▶ [Goal of the exercise]: Go through the listing below and list every line with "York".

── Stored rows ──

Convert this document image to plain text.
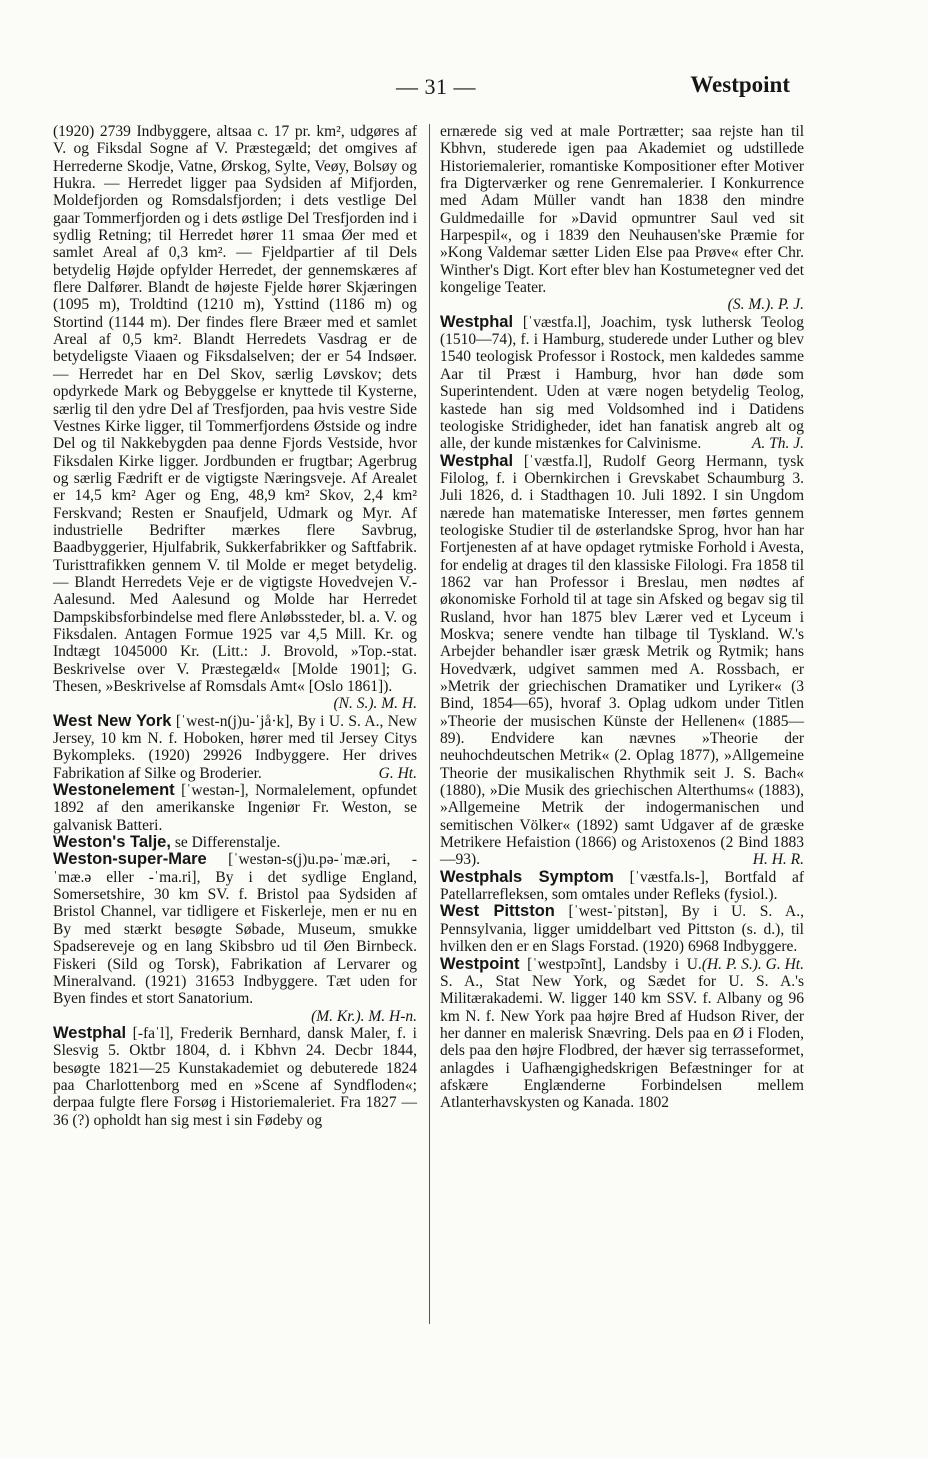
— 31 —	Westpoint

(1920) 2739 Indbyggere, altsaa c. 17 pr. km², udgøres af V. og Fiksdal Sogne af V. Præstegæld; det omgives af Herrederne Skodje, Vatne, Ørskog, Sylte, Veøy, Bolsøy og Hukra. — Herredet ligger paa Sydsiden af Mifjorden, Moldefjorden og Romsdalsfjorden; i dets vestlige Del gaar Tommerfjorden og i dets østlige Del Tresfjorden ind i sydlig Retning; til Herredet hører 11 smaa Øer med et samlet Areal af 0,3 km². — Fjeldpartier af til Dels betydelig Højde opfylder Herredet, der gennemskæres af flere Dalfører. Blandt de højeste Fjelde hører Skjæringen (1095 m), Troldtind (1210 m), Ysttind (1186 m) og Stortind (1144 m). Der findes flere Bræer med et samlet Areal af 0,5 km². Blandt Herredets Vasdrag er de betydeligste Viaaen og Fiksdalselven; der er 54 Indsøer. — Herredet har en Del Skov, særlig Løvskov; dets opdyrkede Mark og Bebyggelse er knyttede til Kysterne, særlig til den ydre Del af Tresfjorden, paa hvis vestre Side Vestnes Kirke ligger, til Tommerfjordens Østside og indre Del og til Nakkebygden paa denne Fjords Vestside, hvor Fiksdalen Kirke ligger. Jordbunden er frugtbar; Agerbrug og særlig Fædrift er de vigtigste Næringsveje. Af Arealet er 14,5 km² Ager og Eng, 48,9 km² Skov, 2,4 km² Ferskvand; Resten er Snaufjeld, Udmark og Myr. Af industrielle Bedrifter mærkes flere Savbrug, Baadbyggerier, Hjulfabrik, Sukkerfabrikker og Saftfabrik. Turisttrafikken gennem V. til Molde er meget betydelig. — Blandt Herredets Veje er de vigtigste Hovedvejen V.-Aalesund. Med Aalesund og Molde har Herredet Dampskibsforbindelse med flere Anløbssteder, bl. a. V. og Fiksdalen. Antagen Formue 1925 var 4,5 Mill. Kr. og Indtægt 1045000 Kr. (Litt.: J. Brovold, »Top.-stat. Beskrivelse over V. Præstegæld« [Molde 1901]; G. Thesen, »Beskrivelse af Romsdals Amt« [Oslo 1861]).

(N. S.). M. H.

West New York [ˈwest-n(j)u-ˈjå·k], By i U. S. A., New Jersey, 10 km N. f. Hoboken, hører med til Jersey Citys Bykompleks. (1920) 29926 Indbyggere. Her drives Fabrikation af Silke og Broderier.	G. Ht.

Westonelement [ˈwestən-], Normalelement, opfundet 1892 af den amerikanske Ingeniør Fr. Weston, se galvanisk Batteri.

Weston's Talje, se Differenstalje.

Weston-super-Mare [ˈwestən-s(j)u.pə-ˈmæ.əri, -ˈmæ.ə eller -ˈma.ri], By i det sydlige England, Somersetshire, 30 km SV. f. Bristol paa Sydsiden af Bristol Channel, var tidligere et Fiskerleje, men er nu en By med stærkt besøgte Søbade, Museum, smukke Spadsereveje og en lang Skibsbro ud til Øen Birnbeck. Fiskeri (Sild og Torsk), Fabrikation af Lervarer og Mineralvand. (1921) 31653 Indbyggere. Tæt uden for Byen findes et stort Sanatorium.

(M. Kr.). M. H-n.

Westphal [-faˈl], Frederik Bernhard, dansk Maler, f. i Slesvig 5. Oktbr 1804, d. i Kbhvn 24. Decbr 1844, besøgte 1821—25 Kunstakademiet og debuterede 1824 paa Charlottenborg med en »Scene af Syndfloden«; derpaa fulgte flere Forsøg i Historiemaleriet. Fra 1827 —36 (?) opholdt han sig mest i sin Fødeby og

ernærede sig ved at male Portrætter; saa rejste han til Kbhvn, studerede igen paa Akademiet og udstillede Historiemalerier, romantiske Kompositioner efter Motiver fra Digterværker og rene Genremalerier. I Konkurrence med Adam Müller vandt han 1838 den mindre Guldmedaille for »David opmuntrer Saul ved sit Harpespil«, og i 1839 den Neuhausen'ske Præmie for »Kong Valdemar sætter Liden Else paa Prøve« efter Chr. Winther's Digt. Kort efter blev han Kostumetegner ved det kongelige Teater.

(S. M.). P. J.

Westphal [ˈvæstfa.l], Joachim, tysk luthersk Teolog (1510—74), f. i Hamburg, studerede under Luther og blev 1540 teologisk Professor i Rostock, men kaldedes samme Aar til Præst i Hamburg, hvor han døde som Superintendent. Uden at være nogen betydelig Teolog, kastede han sig med Voldsomhed ind i Datidens teologiske Stridigheder, idet han fanatisk angreb alt og alle, der kunde mistænkes for Calvinisme.	A. Th. J.

Westphal [ˈvæstfa.l], Rudolf Georg Hermann, tysk Filolog, f. i Obernkirchen i Grevskabet Schaumburg 3. Juli 1826, d. i Stadthagen 10. Juli 1892. I sin Ungdom nærede han matematiske Interesser, men førtes gennem teologiske Studier til de østerlandske Sprog, hvor han har Fortjenesten af at have opdaget rytmiske Forhold i Avesta, for endelig at drages til den klassiske Filologi. Fra 1858 til 1862 var han Professor i Breslau, men nødtes af økonomiske Forhold til at tage sin Afsked og begav sig til Rusland, hvor han 1875 blev Lærer ved et Lyceum i Moskva; senere vendte han tilbage til Tyskland. W.'s Arbejder behandler især græsk Metrik og Rytmik; hans Hovedværk, udgivet sammen med A. Rossbach, er »Metrik der griechischen Dramatiker und Lyriker« (3 Bind, 1854—65), hvoraf 3. Oplag udkom under Titlen »Theorie der musischen Künste der Hellenen« (1885—89). Endvidere kan nævnes »Theorie der neuhochdeutschen Metrik« (2. Oplag 1877), »Allgemeine Theorie der musikalischen Rhythmik seit J. S. Bach« (1880), »Die Musik des griechischen Alterthums« (1883), »Allgemeine Metrik der indogermanischen und semitischen Völker« (1892) samt Udgaver af de græske Metrikere Hefaistion (1866) og Aristoxenos (2 Bind 1883 —93).	H. H. R.

Westphals Symptom [ˈvæstfa.ls-], Bortfald af Patellarrefleksen, som omtales under Refleks (fysiol.).

West Pittston [ˈwest-ˈpitstən], By i U. S. A., Pennsylvania, ligger umiddelbart ved Pittston (s. d.), til hvilken den er en Slags Forstad. (1920) 6968 Indbyggere.
(H. P. S.). G. Ht.

Westpoint [ˈwestpɔ̃int], Landsby i U. S. A., Stat New York, og Sædet for U. S. A.'s Militærakademi. W. ligger 140 km SSV. f. Albany og 96 km N. f. New York paa højre Bred af Hudson River, der her danner en malerisk Snævring. Dels paa en Ø i Floden, dels paa den højre Flodbred, der hæver sig terrasseformet, anlagdes i Uafhængighedskrigen Befæstninger for at afskære Englænderne Forbindelsen mellem Atlanterhavskysten og Kanada. 1802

───

▶ [Result for this task]:
West New York [ˈwest-n(j)u-ˈjå·k], By i U. S. A., New Jersey, 10 km N. f. Hoboken, hører med til Jersey Citys Bykompleks. (1920) 29926 Indbyggere. Her drives Fabrikation af Silke og Broderier.	G. Ht.
Westpoint [ˈwestpɔ̃int], Landsby i U. S. A., Stat New York, og Sædet for U. S. A.'s Militærakademi. W. ligger 140 km SSV. f. Albany og 96 km N. f. New York paa højre Bred af Hudson River, der her danner en malerisk Snævring. Dels paa en Ø i Floden, dels paa den højre Flodbred, der hæver sig terrasseformet, anlagdes i Uafhængighedskrigen Befæstninger for at afskære Englænderne Forbindelsen mellem Atlanterhavskysten og Kanada. 1802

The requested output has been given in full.